Source records:
__________________________________________________

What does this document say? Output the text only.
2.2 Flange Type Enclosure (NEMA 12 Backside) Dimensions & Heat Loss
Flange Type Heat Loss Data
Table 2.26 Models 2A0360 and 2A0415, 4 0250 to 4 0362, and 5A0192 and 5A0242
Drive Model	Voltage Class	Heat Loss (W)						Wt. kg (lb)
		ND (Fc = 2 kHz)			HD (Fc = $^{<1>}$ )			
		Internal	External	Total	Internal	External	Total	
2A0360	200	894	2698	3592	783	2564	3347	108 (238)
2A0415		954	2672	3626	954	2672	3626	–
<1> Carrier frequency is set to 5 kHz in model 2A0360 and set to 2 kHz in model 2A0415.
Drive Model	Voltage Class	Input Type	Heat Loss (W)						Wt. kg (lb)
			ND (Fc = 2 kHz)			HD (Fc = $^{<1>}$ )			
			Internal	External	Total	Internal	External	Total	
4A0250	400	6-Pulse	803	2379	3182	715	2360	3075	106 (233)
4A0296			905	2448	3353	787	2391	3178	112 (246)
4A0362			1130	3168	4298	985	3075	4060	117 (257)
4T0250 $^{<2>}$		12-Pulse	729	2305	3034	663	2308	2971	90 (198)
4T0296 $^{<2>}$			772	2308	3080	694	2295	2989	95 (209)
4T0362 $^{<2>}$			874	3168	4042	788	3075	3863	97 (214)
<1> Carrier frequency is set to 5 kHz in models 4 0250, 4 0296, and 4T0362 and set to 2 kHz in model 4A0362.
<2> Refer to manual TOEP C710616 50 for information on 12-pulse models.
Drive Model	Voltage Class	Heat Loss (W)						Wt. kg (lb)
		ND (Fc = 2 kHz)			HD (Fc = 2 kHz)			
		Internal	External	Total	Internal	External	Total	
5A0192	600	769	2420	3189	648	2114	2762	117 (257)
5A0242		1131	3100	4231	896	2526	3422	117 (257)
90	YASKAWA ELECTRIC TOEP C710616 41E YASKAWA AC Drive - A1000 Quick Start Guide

__________________________________________________

Give every line of the material again, exactly as it reads.

What does this document say? Output the text only.
2.2 Flange Type Enclosure (NEMA 12 Backside) Dimensions & Heat Loss
Flange Type Heat Loss Data
Table 2.26 Models 2A0360 and 2A0415, 4 0250 to 4 0362, and 5A0192 and 5A0242
Drive Model	Voltage Class	Heat Loss (W)						Wt. kg (lb)
		ND (Fc = 2 kHz)			HD (Fc = $^{<1>}$ )			
		Internal	External	Total	Internal	External	Total	
2A0360	200	894	2698	3592	783	2564	3347	108 (238)
2A0415		954	2672	3626	954	2672	3626	–
<1> Carrier frequency is set to 5 kHz in model 2A0360 and set to 2 kHz in model 2A0415.
Drive Model	Voltage Class	Input Type	Heat Loss (W)						Wt. kg (lb)
			ND (Fc = 2 kHz)			HD (Fc = $^{<1>}$ )			
			Internal	External	Total	Internal	External	Total	
4A0250	400	6-Pulse	803	2379	3182	715	2360	3075	106 (233)
4A0296			905	2448	3353	787	2391	3178	112 (246)
4A0362			1130	3168	4298	985	3075	4060	117 (257)
4T0250 $^{<2>}$		12-Pulse	729	2305	3034	663	2308	2971	90 (198)
4T0296 $^{<2>}$			772	2308	3080	694	2295	2989	95 (209)
4T0362 $^{<2>}$			874	3168	4042	788	3075	3863	97 (214)
<1> Carrier frequency is set to 5 kHz in models 4 0250, 4 0296, and 4T0362 and set to 2 kHz in model 4A0362.
<2> Refer to manual TOEP C710616 50 for information on 12-pulse models.
Drive Model	Voltage Class	Heat Loss (W)						Wt. kg (lb)
		ND (Fc = 2 kHz)			HD (Fc = 2 kHz)			
		Internal	External	Total	Internal	External	Total	
5A0192	600	769	2420	3189	648	2114	2762	117 (257)
5A0242		1131	3100	4231	896	2526	3422	117 (257)
90	YASKAWA ELECTRIC TOEP C710616 41E YASKAWA AC Drive - A1000 Quick Start Guide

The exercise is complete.